Work required
How many lines in the entries below include the string "money"? Answer with the number only.

Data items:

---*---

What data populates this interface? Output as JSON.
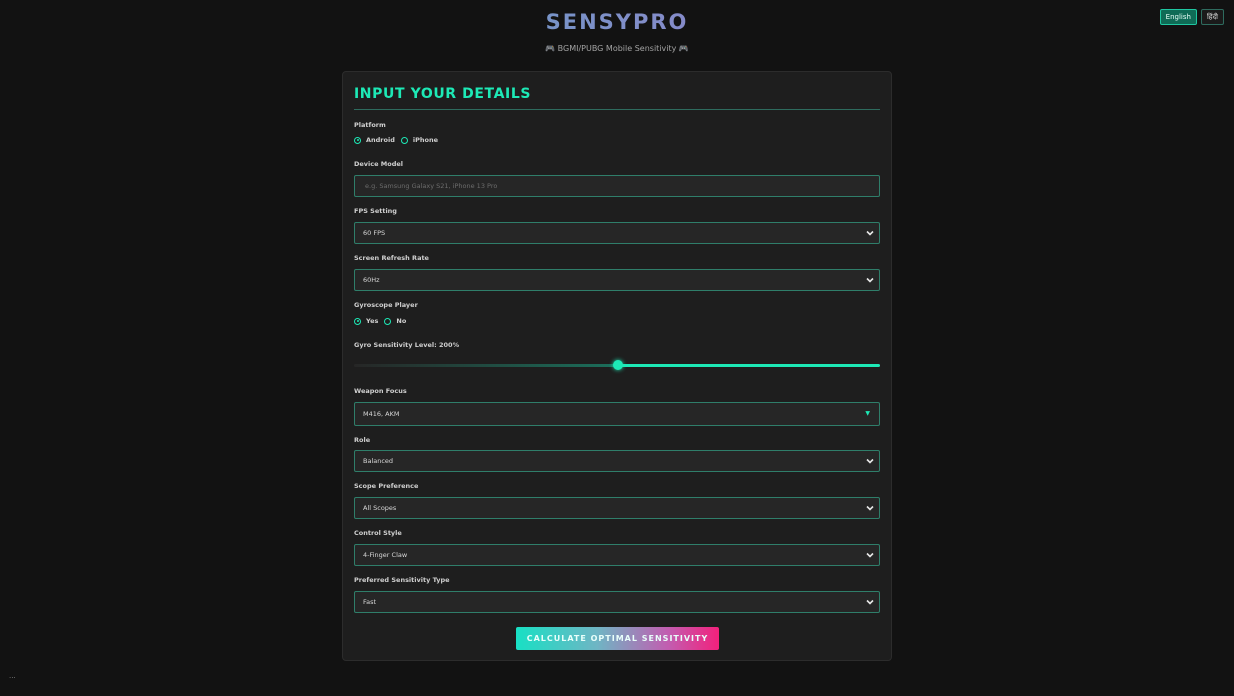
{
  "header": {
    "brand": "SENSYPRO",
    "tagline": "BGMI/PUBG Mobile Sensitivity",
    "tagline_icon": "gamepad-icon"
  },
  "languages": [
    "English",
    "हिंदी"
  ],
  "form": {
    "title": "INPUT YOUR DETAILS",
    "platform": {
      "label": "Platform",
      "options": [
        "Android",
        "iPhone"
      ],
      "selected": "Android"
    },
    "device_model": {
      "label": "Device Model",
      "value": "",
      "placeholder": "e.g. Samsung Galaxy S21, iPhone 13 Pro"
    },
    "fps": {
      "label": "FPS Setting",
      "value": "60 FPS"
    },
    "refresh_rate": {
      "label": "Screen Refresh Rate",
      "value": "60Hz"
    },
    "gyroscope": {
      "label": "Gyroscope Player",
      "options": [
        "Yes",
        "No"
      ],
      "selected": "Yes"
    },
    "gyro_level": {
      "label": "Gyro Sensitivity Level: 200%",
      "value_fraction": 0.5
    },
    "weapon_focus": {
      "label": "Weapon Focus",
      "value": "M416, AKM"
    },
    "role": {
      "label": "Role",
      "value": "Balanced"
    },
    "scope": {
      "label": "Scope Preference",
      "value": "All Scopes"
    },
    "control_style": {
      "label": "Control Style",
      "value": "4-Finger Claw"
    },
    "sensitivity_type": {
      "label": "Preferred Sensitivity Type",
      "value": "Fast"
    },
    "submit": "CALCULATE OPTIMAL SENSITIVITY"
  },
  "footer": {
    "corner": "..."
  },
  "colors": {
    "accent": "#1de9b6",
    "pink": "#f2217c",
    "background": "#121212",
    "card": "#1e1e1e"
  }
}
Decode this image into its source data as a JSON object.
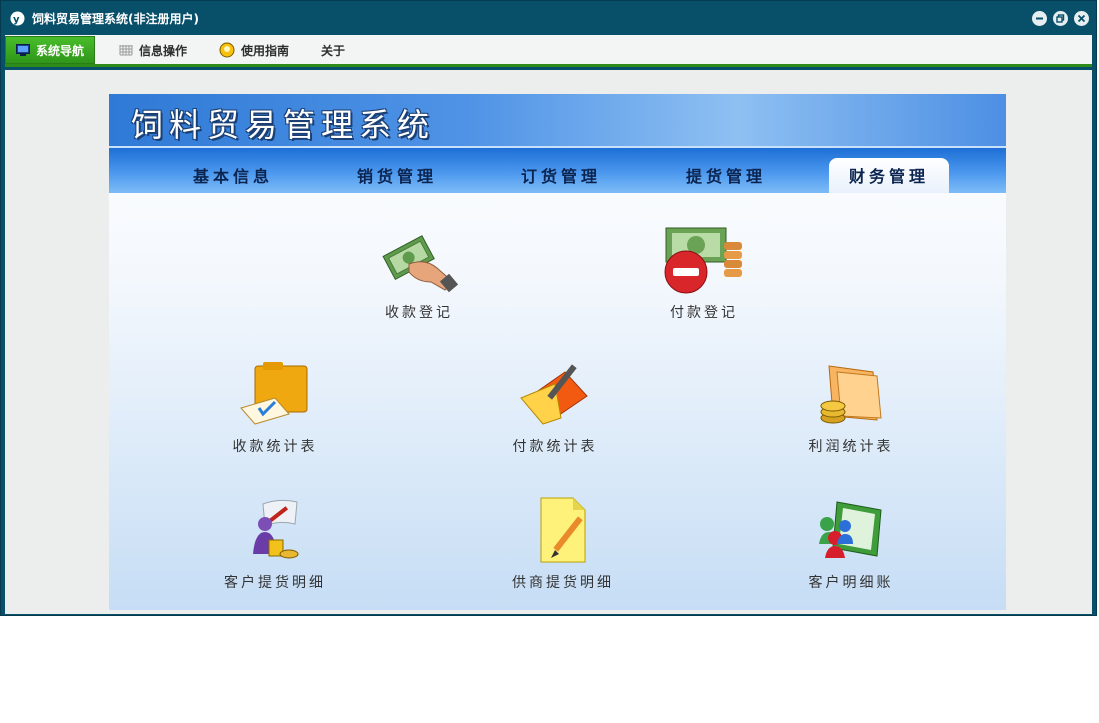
{
  "window": {
    "title": "饲料贸易管理系统(非注册用户)",
    "controls": [
      "minimize-icon",
      "restore-icon",
      "close-icon"
    ]
  },
  "menubar": {
    "items": [
      {
        "label": "系统导航",
        "icon": "monitor-icon",
        "active": true
      },
      {
        "label": "信息操作",
        "icon": "grid-icon",
        "active": false
      },
      {
        "label": "使用指南",
        "icon": "bulb-icon",
        "active": false
      },
      {
        "label": "关于",
        "icon": "",
        "active": false
      }
    ],
    "accent": "#2f8a1c"
  },
  "banner": {
    "title": "饲料贸易管理系统"
  },
  "tabs": [
    {
      "label": "基本信息",
      "active": false
    },
    {
      "label": "销货管理",
      "active": false
    },
    {
      "label": "订货管理",
      "active": false
    },
    {
      "label": "提货管理",
      "active": false
    },
    {
      "label": "财务管理",
      "active": true
    }
  ],
  "finance": {
    "items": [
      {
        "label": "收款登记",
        "icon": "money-hand-icon"
      },
      {
        "label": "付款登记",
        "icon": "money-minus-icon"
      },
      {
        "label": "收款统计表",
        "icon": "folder-check-icon"
      },
      {
        "label": "付款统计表",
        "icon": "folder-pen-icon"
      },
      {
        "label": "利润统计表",
        "icon": "folder-coins-icon"
      },
      {
        "label": "客户提货明细",
        "icon": "person-scroll-icon"
      },
      {
        "label": "供商提货明细",
        "icon": "note-pencil-icon"
      },
      {
        "label": "客户明细账",
        "icon": "ledger-people-icon"
      }
    ]
  }
}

---*---

Reply
2